Written exercise - All lines holding the string "text" are to be shown.

[Collected data]
***
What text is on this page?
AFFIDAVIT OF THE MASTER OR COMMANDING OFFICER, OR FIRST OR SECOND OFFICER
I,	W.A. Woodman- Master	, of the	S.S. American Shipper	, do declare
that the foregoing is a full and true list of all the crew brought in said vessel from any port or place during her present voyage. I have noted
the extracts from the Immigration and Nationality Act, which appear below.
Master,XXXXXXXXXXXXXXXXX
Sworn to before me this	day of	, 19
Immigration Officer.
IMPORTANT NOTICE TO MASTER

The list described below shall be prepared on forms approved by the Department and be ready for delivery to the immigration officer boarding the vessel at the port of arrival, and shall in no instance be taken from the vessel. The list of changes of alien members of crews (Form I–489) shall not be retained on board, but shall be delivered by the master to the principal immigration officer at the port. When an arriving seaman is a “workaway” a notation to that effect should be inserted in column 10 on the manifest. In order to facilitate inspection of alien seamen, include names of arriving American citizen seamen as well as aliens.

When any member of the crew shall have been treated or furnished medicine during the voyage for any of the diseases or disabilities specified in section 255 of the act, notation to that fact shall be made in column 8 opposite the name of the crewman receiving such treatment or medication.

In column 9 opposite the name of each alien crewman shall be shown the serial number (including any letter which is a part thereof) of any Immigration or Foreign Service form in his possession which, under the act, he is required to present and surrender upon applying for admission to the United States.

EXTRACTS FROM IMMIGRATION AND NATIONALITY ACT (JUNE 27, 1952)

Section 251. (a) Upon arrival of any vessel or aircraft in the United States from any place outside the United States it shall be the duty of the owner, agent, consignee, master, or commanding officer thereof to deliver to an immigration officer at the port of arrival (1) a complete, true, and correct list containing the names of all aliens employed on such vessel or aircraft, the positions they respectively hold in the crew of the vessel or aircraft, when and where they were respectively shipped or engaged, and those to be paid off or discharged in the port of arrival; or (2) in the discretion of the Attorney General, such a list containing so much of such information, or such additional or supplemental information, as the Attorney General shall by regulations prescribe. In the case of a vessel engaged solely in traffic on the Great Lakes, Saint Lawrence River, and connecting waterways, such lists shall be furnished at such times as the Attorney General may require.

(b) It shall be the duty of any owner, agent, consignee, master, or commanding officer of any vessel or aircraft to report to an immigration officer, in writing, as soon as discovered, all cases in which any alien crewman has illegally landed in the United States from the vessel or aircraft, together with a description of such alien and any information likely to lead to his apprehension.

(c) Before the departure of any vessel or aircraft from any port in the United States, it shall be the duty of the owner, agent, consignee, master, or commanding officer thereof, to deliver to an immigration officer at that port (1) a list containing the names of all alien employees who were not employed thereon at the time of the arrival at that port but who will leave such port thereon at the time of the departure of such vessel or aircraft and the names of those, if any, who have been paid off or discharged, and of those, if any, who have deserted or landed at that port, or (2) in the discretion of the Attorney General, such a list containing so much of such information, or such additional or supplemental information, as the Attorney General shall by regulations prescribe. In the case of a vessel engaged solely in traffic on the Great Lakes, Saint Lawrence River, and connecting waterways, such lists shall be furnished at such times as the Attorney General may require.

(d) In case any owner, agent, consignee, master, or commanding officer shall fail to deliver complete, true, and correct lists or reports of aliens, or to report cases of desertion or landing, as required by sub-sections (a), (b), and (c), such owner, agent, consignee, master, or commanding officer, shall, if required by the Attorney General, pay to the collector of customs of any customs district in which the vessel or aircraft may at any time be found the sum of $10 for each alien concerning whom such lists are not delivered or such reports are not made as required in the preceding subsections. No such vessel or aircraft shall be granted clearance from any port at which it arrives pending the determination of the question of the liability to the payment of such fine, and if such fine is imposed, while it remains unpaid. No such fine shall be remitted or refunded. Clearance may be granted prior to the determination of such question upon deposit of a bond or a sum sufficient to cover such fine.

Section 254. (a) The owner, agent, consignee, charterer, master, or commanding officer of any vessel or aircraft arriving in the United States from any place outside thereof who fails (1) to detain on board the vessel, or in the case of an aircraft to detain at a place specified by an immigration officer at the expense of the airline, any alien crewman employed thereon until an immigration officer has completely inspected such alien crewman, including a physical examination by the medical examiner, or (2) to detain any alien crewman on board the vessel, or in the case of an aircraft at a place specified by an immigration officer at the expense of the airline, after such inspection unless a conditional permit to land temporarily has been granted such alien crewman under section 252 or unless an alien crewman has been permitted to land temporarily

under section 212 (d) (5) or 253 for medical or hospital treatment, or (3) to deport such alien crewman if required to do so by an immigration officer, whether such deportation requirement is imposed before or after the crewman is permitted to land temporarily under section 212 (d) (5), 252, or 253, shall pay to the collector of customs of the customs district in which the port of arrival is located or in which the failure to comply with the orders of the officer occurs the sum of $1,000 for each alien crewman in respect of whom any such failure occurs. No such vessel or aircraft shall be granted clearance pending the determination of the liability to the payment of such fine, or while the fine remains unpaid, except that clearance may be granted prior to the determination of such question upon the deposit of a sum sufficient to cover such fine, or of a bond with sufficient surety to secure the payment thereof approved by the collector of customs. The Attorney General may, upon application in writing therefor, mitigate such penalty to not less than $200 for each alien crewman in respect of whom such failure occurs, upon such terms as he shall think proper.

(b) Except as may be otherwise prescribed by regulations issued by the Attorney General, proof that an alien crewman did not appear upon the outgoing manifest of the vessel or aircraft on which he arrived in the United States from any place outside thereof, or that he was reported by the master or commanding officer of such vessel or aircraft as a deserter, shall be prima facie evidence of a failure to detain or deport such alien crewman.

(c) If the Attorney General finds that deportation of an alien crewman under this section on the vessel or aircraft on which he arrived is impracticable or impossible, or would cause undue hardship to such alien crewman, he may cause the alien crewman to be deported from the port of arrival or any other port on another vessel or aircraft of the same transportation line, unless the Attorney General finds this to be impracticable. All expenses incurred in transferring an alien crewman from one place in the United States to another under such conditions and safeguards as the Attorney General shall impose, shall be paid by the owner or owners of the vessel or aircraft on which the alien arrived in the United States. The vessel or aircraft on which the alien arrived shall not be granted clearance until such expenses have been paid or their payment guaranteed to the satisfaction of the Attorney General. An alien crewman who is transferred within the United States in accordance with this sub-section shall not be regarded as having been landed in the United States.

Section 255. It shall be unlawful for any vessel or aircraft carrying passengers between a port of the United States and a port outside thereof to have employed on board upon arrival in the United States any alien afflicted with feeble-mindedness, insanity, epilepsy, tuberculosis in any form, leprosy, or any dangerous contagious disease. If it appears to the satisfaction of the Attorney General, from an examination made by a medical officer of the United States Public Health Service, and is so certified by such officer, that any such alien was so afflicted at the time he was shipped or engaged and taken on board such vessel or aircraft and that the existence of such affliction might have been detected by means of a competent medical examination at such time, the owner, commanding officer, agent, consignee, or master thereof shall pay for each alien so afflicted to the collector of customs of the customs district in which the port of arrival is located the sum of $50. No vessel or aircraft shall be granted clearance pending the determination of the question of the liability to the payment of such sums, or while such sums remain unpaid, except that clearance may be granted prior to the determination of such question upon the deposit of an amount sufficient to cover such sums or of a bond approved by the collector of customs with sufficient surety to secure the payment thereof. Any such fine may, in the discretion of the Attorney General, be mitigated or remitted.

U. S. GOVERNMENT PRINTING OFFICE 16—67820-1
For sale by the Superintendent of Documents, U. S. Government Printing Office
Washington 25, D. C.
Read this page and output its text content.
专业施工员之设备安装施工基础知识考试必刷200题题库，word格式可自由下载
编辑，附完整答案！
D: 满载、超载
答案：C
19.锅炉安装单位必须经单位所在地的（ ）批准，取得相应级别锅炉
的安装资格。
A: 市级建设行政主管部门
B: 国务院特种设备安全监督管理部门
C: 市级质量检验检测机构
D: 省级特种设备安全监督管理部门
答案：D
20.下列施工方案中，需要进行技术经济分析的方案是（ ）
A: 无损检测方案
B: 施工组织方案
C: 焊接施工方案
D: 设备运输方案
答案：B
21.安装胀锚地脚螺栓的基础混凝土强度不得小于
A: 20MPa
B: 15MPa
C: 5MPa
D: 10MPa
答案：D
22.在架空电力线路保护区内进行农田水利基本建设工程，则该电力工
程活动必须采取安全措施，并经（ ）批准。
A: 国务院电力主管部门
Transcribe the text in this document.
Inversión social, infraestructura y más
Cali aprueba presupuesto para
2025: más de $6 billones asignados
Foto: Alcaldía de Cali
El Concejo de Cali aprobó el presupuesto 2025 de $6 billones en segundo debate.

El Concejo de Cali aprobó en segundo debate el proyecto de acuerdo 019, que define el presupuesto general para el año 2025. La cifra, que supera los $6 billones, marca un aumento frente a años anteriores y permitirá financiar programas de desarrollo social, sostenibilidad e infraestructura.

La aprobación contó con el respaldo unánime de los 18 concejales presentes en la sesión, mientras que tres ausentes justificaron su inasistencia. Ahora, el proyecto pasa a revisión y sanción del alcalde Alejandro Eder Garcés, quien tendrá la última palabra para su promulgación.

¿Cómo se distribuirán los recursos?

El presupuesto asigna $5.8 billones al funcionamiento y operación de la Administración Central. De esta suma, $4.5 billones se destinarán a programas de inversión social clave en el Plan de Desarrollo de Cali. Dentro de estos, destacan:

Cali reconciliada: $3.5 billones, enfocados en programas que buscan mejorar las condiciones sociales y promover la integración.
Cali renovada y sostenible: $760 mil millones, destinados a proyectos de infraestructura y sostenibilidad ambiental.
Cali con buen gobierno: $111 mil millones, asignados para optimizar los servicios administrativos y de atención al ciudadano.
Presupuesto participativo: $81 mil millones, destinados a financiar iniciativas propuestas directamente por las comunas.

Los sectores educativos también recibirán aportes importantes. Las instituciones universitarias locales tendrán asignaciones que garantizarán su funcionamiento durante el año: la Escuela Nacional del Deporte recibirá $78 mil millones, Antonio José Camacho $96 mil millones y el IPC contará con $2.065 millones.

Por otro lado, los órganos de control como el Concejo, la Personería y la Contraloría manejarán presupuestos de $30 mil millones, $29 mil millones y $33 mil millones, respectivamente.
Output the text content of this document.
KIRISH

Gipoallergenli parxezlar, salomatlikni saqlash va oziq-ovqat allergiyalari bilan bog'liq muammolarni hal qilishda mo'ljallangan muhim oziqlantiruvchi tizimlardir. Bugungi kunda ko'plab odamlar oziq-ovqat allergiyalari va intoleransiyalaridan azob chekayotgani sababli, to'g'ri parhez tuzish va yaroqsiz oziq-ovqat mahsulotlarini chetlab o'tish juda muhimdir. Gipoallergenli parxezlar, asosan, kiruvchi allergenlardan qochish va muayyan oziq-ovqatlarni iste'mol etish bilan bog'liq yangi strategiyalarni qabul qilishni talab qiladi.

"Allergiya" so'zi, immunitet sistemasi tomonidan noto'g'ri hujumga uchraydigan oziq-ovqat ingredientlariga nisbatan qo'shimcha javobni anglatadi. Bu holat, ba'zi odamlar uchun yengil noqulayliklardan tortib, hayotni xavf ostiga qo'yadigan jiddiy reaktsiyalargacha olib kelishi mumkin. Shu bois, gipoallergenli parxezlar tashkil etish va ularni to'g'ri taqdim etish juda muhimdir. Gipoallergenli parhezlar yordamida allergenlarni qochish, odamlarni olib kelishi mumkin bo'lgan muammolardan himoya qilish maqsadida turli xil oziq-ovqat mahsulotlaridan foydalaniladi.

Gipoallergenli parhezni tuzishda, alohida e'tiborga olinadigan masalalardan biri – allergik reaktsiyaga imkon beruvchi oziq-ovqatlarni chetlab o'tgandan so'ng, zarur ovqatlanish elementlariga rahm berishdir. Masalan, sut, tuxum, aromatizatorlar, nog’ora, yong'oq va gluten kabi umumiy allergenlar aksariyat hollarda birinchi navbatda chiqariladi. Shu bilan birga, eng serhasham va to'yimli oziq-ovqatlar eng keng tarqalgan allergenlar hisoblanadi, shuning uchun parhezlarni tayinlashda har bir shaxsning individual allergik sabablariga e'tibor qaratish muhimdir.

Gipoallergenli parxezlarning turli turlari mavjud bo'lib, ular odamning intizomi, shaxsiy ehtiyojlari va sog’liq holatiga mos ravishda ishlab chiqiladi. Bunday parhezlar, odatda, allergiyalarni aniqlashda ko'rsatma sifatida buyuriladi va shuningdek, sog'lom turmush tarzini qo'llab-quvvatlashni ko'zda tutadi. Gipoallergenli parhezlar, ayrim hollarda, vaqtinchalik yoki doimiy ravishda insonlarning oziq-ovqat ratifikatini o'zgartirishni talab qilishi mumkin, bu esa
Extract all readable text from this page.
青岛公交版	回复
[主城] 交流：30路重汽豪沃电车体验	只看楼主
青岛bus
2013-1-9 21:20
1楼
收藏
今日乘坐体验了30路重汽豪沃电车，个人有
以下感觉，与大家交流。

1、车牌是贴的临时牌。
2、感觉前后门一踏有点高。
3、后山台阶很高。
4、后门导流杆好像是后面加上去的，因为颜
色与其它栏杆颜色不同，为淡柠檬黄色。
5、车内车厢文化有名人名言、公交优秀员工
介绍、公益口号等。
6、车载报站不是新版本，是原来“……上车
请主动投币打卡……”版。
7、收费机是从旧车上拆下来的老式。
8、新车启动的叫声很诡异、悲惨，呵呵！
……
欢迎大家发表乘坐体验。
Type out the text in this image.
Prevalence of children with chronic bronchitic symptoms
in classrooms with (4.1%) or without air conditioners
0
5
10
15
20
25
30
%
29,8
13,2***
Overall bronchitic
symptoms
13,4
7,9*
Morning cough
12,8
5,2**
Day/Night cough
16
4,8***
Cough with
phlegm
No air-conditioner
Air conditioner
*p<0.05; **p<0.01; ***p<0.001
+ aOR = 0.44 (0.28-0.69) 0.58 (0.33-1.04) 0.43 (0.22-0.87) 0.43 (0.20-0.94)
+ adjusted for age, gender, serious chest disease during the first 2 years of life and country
***
In response -
What text is on this page?
Read this page and output its text content.
Transcribe the text in this document.
Output the text content of this document.
Extract all readable text from this page.
Type out the text in this image.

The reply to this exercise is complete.